Collection entries —
==========

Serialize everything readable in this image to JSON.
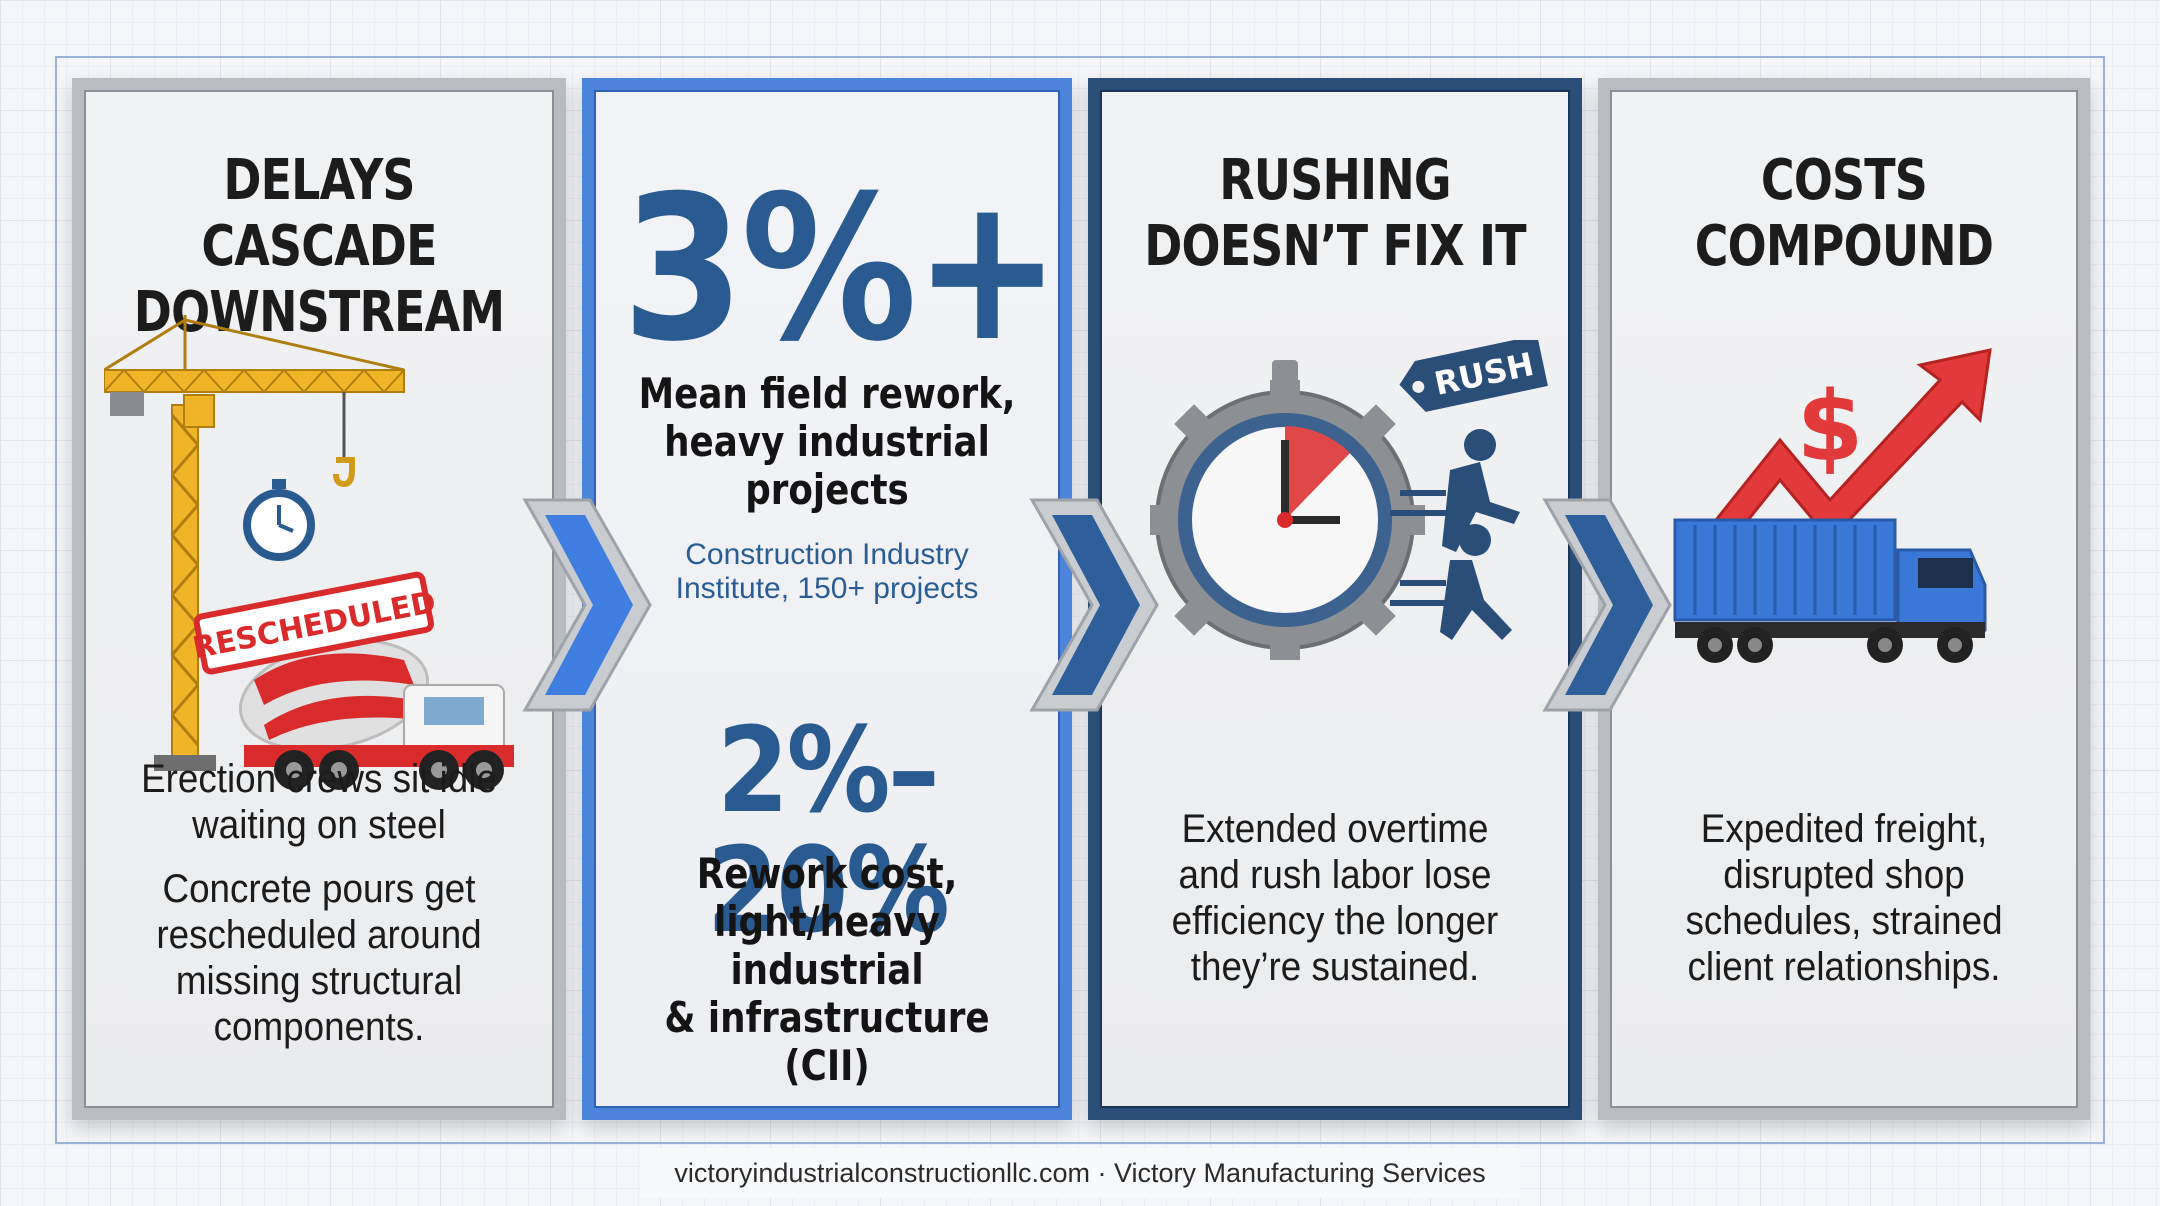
{
  "panels": {
    "delays": {
      "title_line1": "DELAYS CASCADE",
      "title_line2": "DOWNSTREAM",
      "stamp": "RESCHEDULED",
      "text1_line1": "Erection crews sit idle",
      "text1_line2": "waiting on steel",
      "text2_line1": "Concrete pours get",
      "text2_line2": "rescheduled around",
      "text2_line3": "missing structural",
      "text2_line4": "components."
    },
    "rework": {
      "stat1": "3%+",
      "stat1_line1": "Mean field rework,",
      "stat1_line2": "heavy industrial",
      "stat1_line3": "projects",
      "source_line1": "Construction Industry",
      "source_line2": "Institute, 150+ projects",
      "stat2": "2%–20%",
      "stat2_line1": "Rework cost,",
      "stat2_line2": "light/heavy industrial",
      "stat2_line3": "& infrastructure (CII)"
    },
    "rushing": {
      "title_line1": "RUSHING",
      "title_line2": "DOESN’T FIX IT",
      "tag": "RUSH",
      "text_line1": "Extended overtime",
      "text_line2": "and rush labor lose",
      "text_line3": "efficiency the longer",
      "text_line4": "they’re sustained."
    },
    "costs": {
      "title_line1": "COSTS",
      "title_line2": "COMPOUND",
      "dollar": "$",
      "text_line1": "Expedited freight,",
      "text_line2": "disrupted shop",
      "text_line3": "schedules, strained",
      "text_line4": "client relationships."
    }
  },
  "footer": "victoryindustrialconstructionllc.com · Victory Manufacturing Services",
  "colors": {
    "accent_blue": "#2a5b90",
    "panel2_border": "#4c84dc",
    "panel3_border": "#2b4e78",
    "red": "#e23a3a",
    "crane_yellow": "#f0b527"
  },
  "icons": [
    "crane-icon",
    "stopwatch-icon",
    "mixer-truck-icon",
    "gear-clock-icon",
    "running-worker-icon",
    "rising-arrow-icon",
    "container-truck-icon",
    "chevron-right-icon"
  ]
}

==========

What to do — Search the records for the string "truck" and return every line in which it occurs.

Result of the task —
    "mixer-truck-icon",
    "container-truck-icon",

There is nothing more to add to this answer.